> **DATA SUPPLIED**:

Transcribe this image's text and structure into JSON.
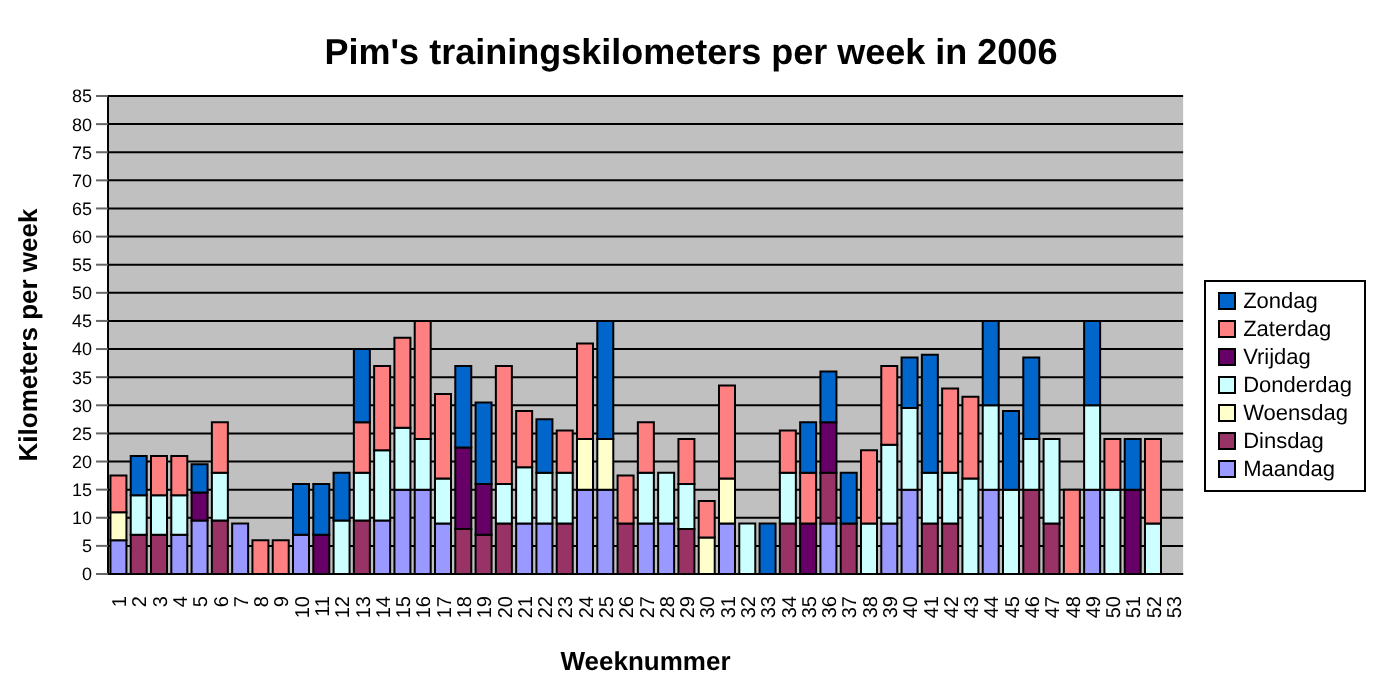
{
  "chart_data": {
    "type": "bar",
    "stacked": true,
    "title": "Pim's  trainingskilometers per week in 2006",
    "xlabel": "Weeknummer",
    "ylabel": "Kilometers per week",
    "categories": [
      "1",
      "2",
      "3",
      "4",
      "5",
      "6",
      "7",
      "8",
      "9",
      "10",
      "11",
      "12",
      "13",
      "14",
      "15",
      "16",
      "17",
      "18",
      "19",
      "20",
      "21",
      "22",
      "23",
      "24",
      "25",
      "26",
      "27",
      "28",
      "29",
      "30",
      "31",
      "32",
      "33",
      "34",
      "35",
      "36",
      "37",
      "38",
      "39",
      "40",
      "41",
      "42",
      "43",
      "44",
      "45",
      "46",
      "47",
      "48",
      "49",
      "50",
      "51",
      "52",
      "53"
    ],
    "series": [
      {
        "name": "Maandag",
        "color": "#9999ff",
        "values": [
          6,
          null,
          null,
          7,
          9.5,
          null,
          9,
          null,
          null,
          7,
          null,
          null,
          null,
          9.5,
          15,
          15,
          9,
          null,
          null,
          null,
          9,
          9,
          null,
          15,
          15,
          null,
          9,
          9,
          null,
          null,
          9,
          null,
          null,
          null,
          null,
          9,
          null,
          null,
          9,
          15,
          null,
          null,
          null,
          15,
          null,
          null,
          null,
          null,
          15,
          null,
          null,
          null,
          null
        ]
      },
      {
        "name": "Dinsdag",
        "color": "#993366",
        "values": [
          null,
          7,
          7,
          null,
          null,
          9.5,
          null,
          null,
          null,
          null,
          null,
          null,
          9.5,
          null,
          null,
          null,
          null,
          8,
          7,
          9,
          null,
          null,
          9,
          null,
          null,
          9,
          null,
          null,
          8,
          null,
          null,
          null,
          null,
          9,
          null,
          9,
          9,
          null,
          null,
          null,
          9,
          9,
          null,
          null,
          null,
          15,
          9,
          null,
          null,
          null,
          null,
          null,
          null
        ]
      },
      {
        "name": "Woensdag",
        "color": "#ffffcc",
        "values": [
          5,
          null,
          null,
          null,
          null,
          null,
          null,
          null,
          null,
          null,
          null,
          null,
          null,
          null,
          null,
          null,
          null,
          null,
          null,
          null,
          null,
          null,
          null,
          9,
          9,
          null,
          null,
          null,
          null,
          6.5,
          8,
          null,
          null,
          null,
          null,
          null,
          null,
          null,
          null,
          null,
          null,
          null,
          null,
          null,
          null,
          null,
          null,
          null,
          null,
          null,
          null,
          null,
          null
        ]
      },
      {
        "name": "Donderdag",
        "color": "#ccffff",
        "values": [
          null,
          7,
          7,
          7,
          null,
          8.5,
          null,
          null,
          null,
          null,
          null,
          9.5,
          8.5,
          12.5,
          11,
          9,
          8,
          null,
          null,
          7,
          10,
          9,
          9,
          null,
          null,
          null,
          9,
          9,
          8,
          null,
          null,
          9,
          null,
          9,
          null,
          null,
          null,
          9,
          14,
          14.5,
          9,
          9,
          17,
          15,
          15,
          9,
          15,
          null,
          15,
          15,
          null,
          9,
          null
        ]
      },
      {
        "name": "Vrijdag",
        "color": "#660066",
        "values": [
          null,
          null,
          null,
          null,
          5,
          null,
          null,
          null,
          null,
          null,
          7,
          null,
          null,
          null,
          null,
          null,
          null,
          14.5,
          9,
          null,
          null,
          null,
          null,
          null,
          null,
          null,
          null,
          null,
          null,
          null,
          null,
          null,
          null,
          null,
          9,
          9,
          null,
          null,
          null,
          null,
          null,
          null,
          null,
          null,
          null,
          null,
          null,
          null,
          null,
          null,
          15,
          null,
          null
        ]
      },
      {
        "name": "Zaterdag",
        "color": "#ff8080",
        "values": [
          6.5,
          null,
          7,
          7,
          null,
          9,
          null,
          6,
          6,
          null,
          null,
          null,
          9,
          15,
          16,
          21,
          15,
          null,
          null,
          21,
          10,
          null,
          7.5,
          17,
          null,
          8.5,
          9,
          null,
          8,
          6.5,
          16.5,
          null,
          null,
          7.5,
          9,
          null,
          null,
          13,
          14,
          null,
          null,
          15,
          14.5,
          null,
          null,
          null,
          null,
          15,
          null,
          9,
          null,
          15,
          null
        ]
      },
      {
        "name": "Zondag",
        "color": "#0066cc",
        "values": [
          null,
          7,
          null,
          null,
          5,
          null,
          null,
          null,
          null,
          9,
          9,
          8.5,
          13,
          null,
          null,
          null,
          null,
          14.5,
          14.5,
          null,
          null,
          9.5,
          null,
          null,
          21,
          null,
          null,
          null,
          null,
          null,
          null,
          null,
          9,
          null,
          9,
          9,
          9,
          null,
          null,
          9,
          21,
          null,
          null,
          15,
          14,
          14.5,
          null,
          null,
          15,
          null,
          9,
          null,
          null
        ]
      }
    ],
    "ylim": [
      0,
      85
    ],
    "yticks": [
      0,
      5,
      10,
      15,
      20,
      25,
      30,
      35,
      40,
      45,
      50,
      55,
      60,
      65,
      70,
      75,
      80,
      85
    ],
    "grid": "y",
    "legend": "right"
  }
}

> **AIM OF THE EXERCISE**: Without the pictures, print the records in full, exactly as they appear.

> **SOLUTION TO THIS PROBLEM**:
Transcribe this image's text and structure into JSON.
{
  "chart_data": {
    "type": "bar",
    "stacked": true,
    "title": "Pim's  trainingskilometers per week in 2006",
    "xlabel": "Weeknummer",
    "ylabel": "Kilometers per week",
    "categories": [
      "1",
      "2",
      "3",
      "4",
      "5",
      "6",
      "7",
      "8",
      "9",
      "10",
      "11",
      "12",
      "13",
      "14",
      "15",
      "16",
      "17",
      "18",
      "19",
      "20",
      "21",
      "22",
      "23",
      "24",
      "25",
      "26",
      "27",
      "28",
      "29",
      "30",
      "31",
      "32",
      "33",
      "34",
      "35",
      "36",
      "37",
      "38",
      "39",
      "40",
      "41",
      "42",
      "43",
      "44",
      "45",
      "46",
      "47",
      "48",
      "49",
      "50",
      "51",
      "52",
      "53"
    ],
    "series": [
      {
        "name": "Maandag",
        "color": "#9999ff",
        "values": [
          6,
          null,
          null,
          7,
          9.5,
          null,
          9,
          null,
          null,
          7,
          null,
          null,
          null,
          9.5,
          15,
          15,
          9,
          null,
          null,
          null,
          9,
          9,
          null,
          15,
          15,
          null,
          9,
          9,
          null,
          null,
          9,
          null,
          null,
          null,
          null,
          9,
          null,
          null,
          9,
          15,
          null,
          null,
          null,
          15,
          null,
          null,
          null,
          null,
          15,
          null,
          null,
          null,
          null
        ]
      },
      {
        "name": "Dinsdag",
        "color": "#993366",
        "values": [
          null,
          7,
          7,
          null,
          null,
          9.5,
          null,
          null,
          null,
          null,
          null,
          null,
          9.5,
          null,
          null,
          null,
          null,
          8,
          7,
          9,
          null,
          null,
          9,
          null,
          null,
          9,
          null,
          null,
          8,
          null,
          null,
          null,
          null,
          9,
          null,
          9,
          9,
          null,
          null,
          null,
          9,
          9,
          null,
          null,
          null,
          15,
          9,
          null,
          null,
          null,
          null,
          null,
          null
        ]
      },
      {
        "name": "Woensdag",
        "color": "#ffffcc",
        "values": [
          5,
          null,
          null,
          null,
          null,
          null,
          null,
          null,
          null,
          null,
          null,
          null,
          null,
          null,
          null,
          null,
          null,
          null,
          null,
          null,
          null,
          null,
          null,
          9,
          9,
          null,
          null,
          null,
          null,
          6.5,
          8,
          null,
          null,
          null,
          null,
          null,
          null,
          null,
          null,
          null,
          null,
          null,
          null,
          null,
          null,
          null,
          null,
          null,
          null,
          null,
          null,
          null,
          null
        ]
      },
      {
        "name": "Donderdag",
        "color": "#ccffff",
        "values": [
          null,
          7,
          7,
          7,
          null,
          8.5,
          null,
          null,
          null,
          null,
          null,
          9.5,
          8.5,
          12.5,
          11,
          9,
          8,
          null,
          null,
          7,
          10,
          9,
          9,
          null,
          null,
          null,
          9,
          9,
          8,
          null,
          null,
          9,
          null,
          9,
          null,
          null,
          null,
          9,
          14,
          14.5,
          9,
          9,
          17,
          15,
          15,
          9,
          15,
          null,
          15,
          15,
          null,
          9,
          null
        ]
      },
      {
        "name": "Vrijdag",
        "color": "#660066",
        "values": [
          null,
          null,
          null,
          null,
          5,
          null,
          null,
          null,
          null,
          null,
          7,
          null,
          null,
          null,
          null,
          null,
          null,
          14.5,
          9,
          null,
          null,
          null,
          null,
          null,
          null,
          null,
          null,
          null,
          null,
          null,
          null,
          null,
          null,
          null,
          9,
          9,
          null,
          null,
          null,
          null,
          null,
          null,
          null,
          null,
          null,
          null,
          null,
          null,
          null,
          null,
          15,
          null,
          null
        ]
      },
      {
        "name": "Zaterdag",
        "color": "#ff8080",
        "values": [
          6.5,
          null,
          7,
          7,
          null,
          9,
          null,
          6,
          6,
          null,
          null,
          null,
          9,
          15,
          16,
          21,
          15,
          null,
          null,
          21,
          10,
          null,
          7.5,
          17,
          null,
          8.5,
          9,
          null,
          8,
          6.5,
          16.5,
          null,
          null,
          7.5,
          9,
          null,
          null,
          13,
          14,
          null,
          null,
          15,
          14.5,
          null,
          null,
          null,
          null,
          15,
          null,
          9,
          null,
          15,
          null
        ]
      },
      {
        "name": "Zondag",
        "color": "#0066cc",
        "values": [
          null,
          7,
          null,
          null,
          5,
          null,
          null,
          null,
          null,
          9,
          9,
          8.5,
          13,
          null,
          null,
          null,
          null,
          14.5,
          14.5,
          null,
          null,
          9.5,
          null,
          null,
          21,
          null,
          null,
          null,
          null,
          null,
          null,
          null,
          9,
          null,
          9,
          9,
          9,
          null,
          null,
          9,
          21,
          null,
          null,
          15,
          14,
          14.5,
          null,
          null,
          15,
          null,
          9,
          null,
          null
        ]
      }
    ],
    "ylim": [
      0,
      85
    ],
    "yticks": [
      0,
      5,
      10,
      15,
      20,
      25,
      30,
      35,
      40,
      45,
      50,
      55,
      60,
      65,
      70,
      75,
      80,
      85
    ],
    "grid": "y",
    "legend": "right"
  }
}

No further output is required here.